··· Records supplied ···

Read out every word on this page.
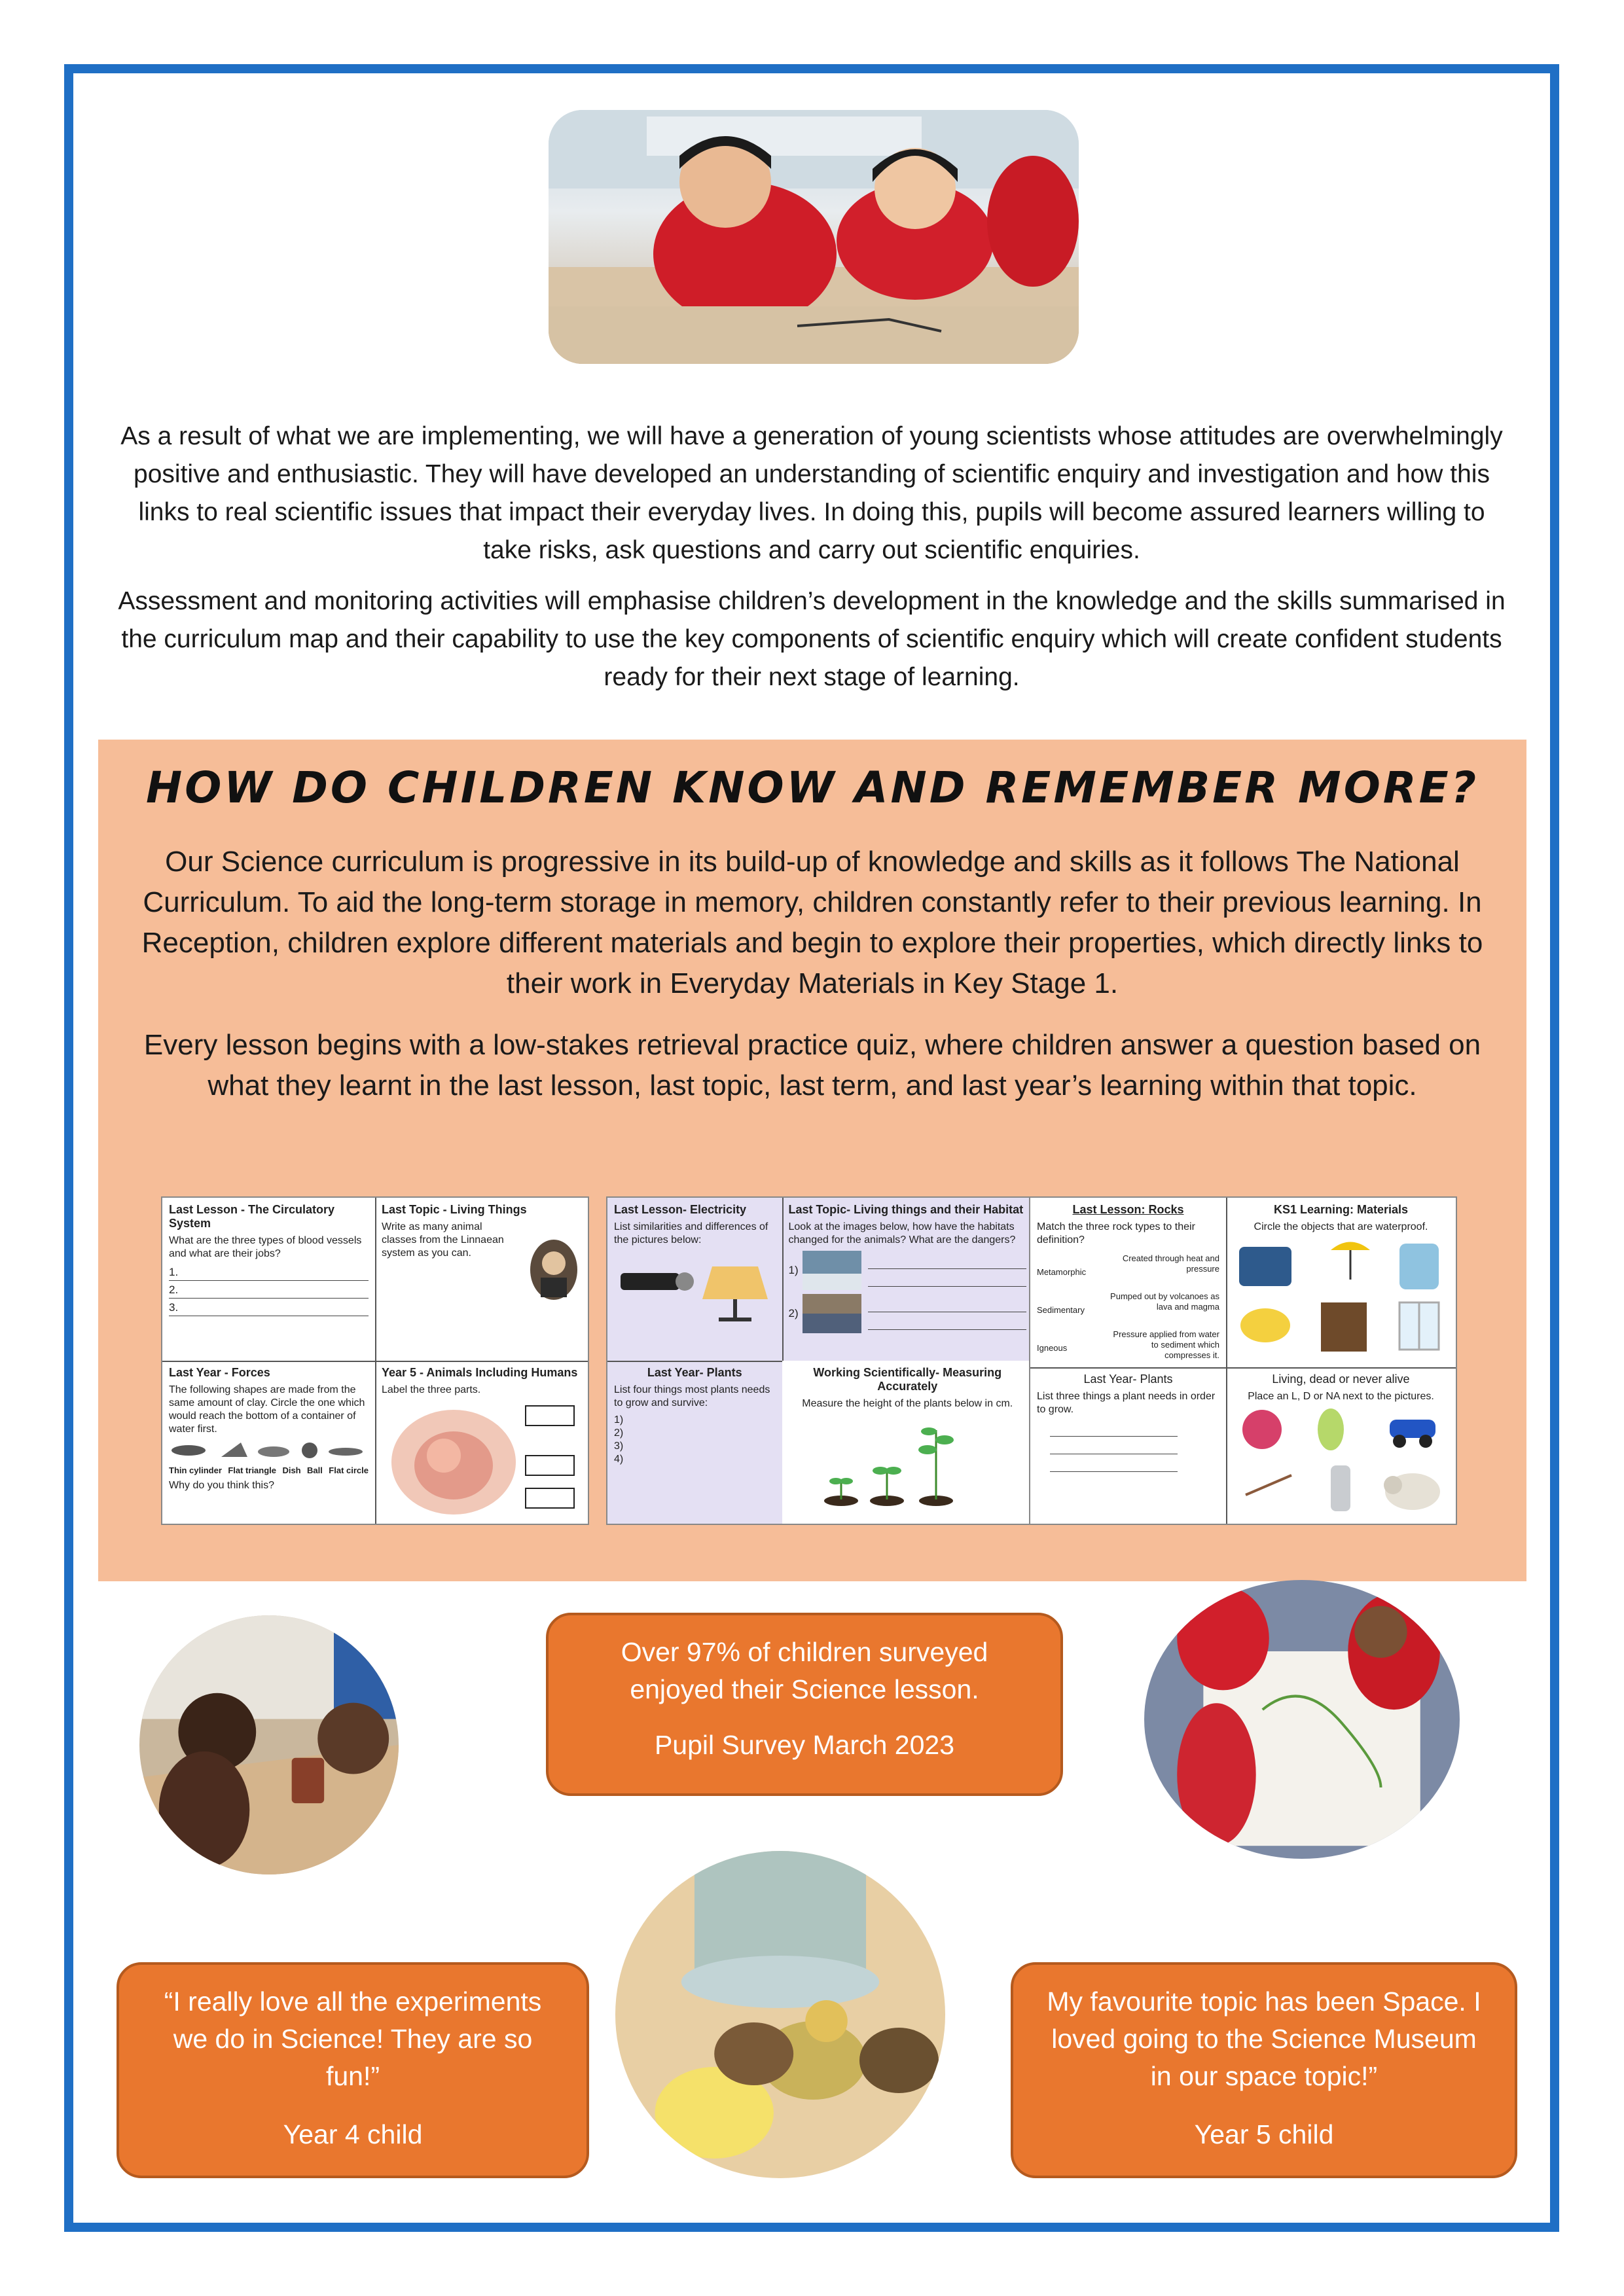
As a result of what we are implementing, we will have a generation of young scientists whose attitudes are overwhelmingly positive and enthusiastic. They will have developed an understanding of scientific enquiry and investigation and how this links to real scientific issues that impact their everyday lives. In doing this, pupils will become assured learners willing to take risks, ask questions and carry out scientific enquiries.

Assessment and monitoring activities will emphasise children’s development in the knowledge and the skills summarised in the curriculum map and their capability to use the key components of scientific enquiry which will create confident students ready for their next stage of learning.

HOW DO CHILDREN KNOW AND REMEMBER MORE?

Our Science curriculum is progressive in its build-up of knowledge and skills as it follows The National Curriculum. To aid the long-term storage in memory, children constantly refer to their previous learning. In Reception, children explore different materials and begin to explore their properties, which directly links to their work in Everyday Materials in Key Stage 1.

Every lesson begins with a low-stakes retrieval practice quiz, where children answer a question based on what they learnt in the last lesson, last topic, last term, and last year’s learning within that topic.

Last Lesson - The Circulatory System
What are the three types of blood vessels and what are their jobs?
1.
2.
3.
Last Topic - Living Things
Write as many animal classes from the Linnaean system as you can.
Last Year - Forces
The following shapes are made from the same amount of clay. Circle the one which would reach the bottom of a container of water first.
Thin cylinder Flat triangle Dish Ball Flat circle
Why do you think this?
Year 5 - Animals Including Humans
Label the three parts.
Last Lesson- Electricity
List similarities and differences of the pictures below:
Last Topic- Living things and their Habitat
Look at the images below, how have the habitats changed for the animals? What are the dangers?
1)
2)
Last Year- Plants
List four things most plants needs to grow and survive:
1)
2)
3)
4)
Working Scientifically- Measuring Accurately
Measure the height of the plants below in cm.
Last Lesson: Rocks
Match the three rock types to their definition?
Metamorphic
Sedimentary
Igneous
Created through heat and pressure
Pumped out by volcanoes as lava and magma
Pressure applied from water to sediment which compresses it.
KS1 Learning: Materials
Circle the objects that are waterproof.
Last Year- Plants
List three things a plant needs in order to grow.
Living, dead or never alive
Place an L, D or NA next to the pictures.

Over 97% of children surveyed enjoyed their Science lesson.

Pupil Survey March 2023

“I really love all the experiments we do in Science! They are so fun!”

Year 4 child

My favourite topic has been Space. I loved going to the Science Museum in our space topic!”

Year 5 child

···

**Exercise**
Report the number of lines above that contain the word "Living", and only that number.

**Task output**
3